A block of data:
══════════

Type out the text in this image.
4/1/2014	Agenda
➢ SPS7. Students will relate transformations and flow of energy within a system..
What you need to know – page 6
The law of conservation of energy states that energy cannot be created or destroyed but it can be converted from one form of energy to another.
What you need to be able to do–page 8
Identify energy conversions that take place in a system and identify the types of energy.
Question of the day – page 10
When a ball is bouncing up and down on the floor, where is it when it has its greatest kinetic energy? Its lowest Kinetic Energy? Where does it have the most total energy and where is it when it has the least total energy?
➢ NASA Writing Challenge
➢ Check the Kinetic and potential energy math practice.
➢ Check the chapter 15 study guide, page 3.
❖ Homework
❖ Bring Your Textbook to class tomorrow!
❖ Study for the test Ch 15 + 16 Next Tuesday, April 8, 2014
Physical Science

══════════

### TASK OBJECTIVE
Your task is to collect every line above that contains the word "Kinetic".

### RESPONSE TO THIS EXERCISE
When a ball is bouncing up and down on the floor, where is it when it has its greatest kinetic energy? Its lowest Kinetic Energy? Where does it have the most total energy and where is it when it has the least total energy?
➢ Check the Kinetic and potential energy math practice.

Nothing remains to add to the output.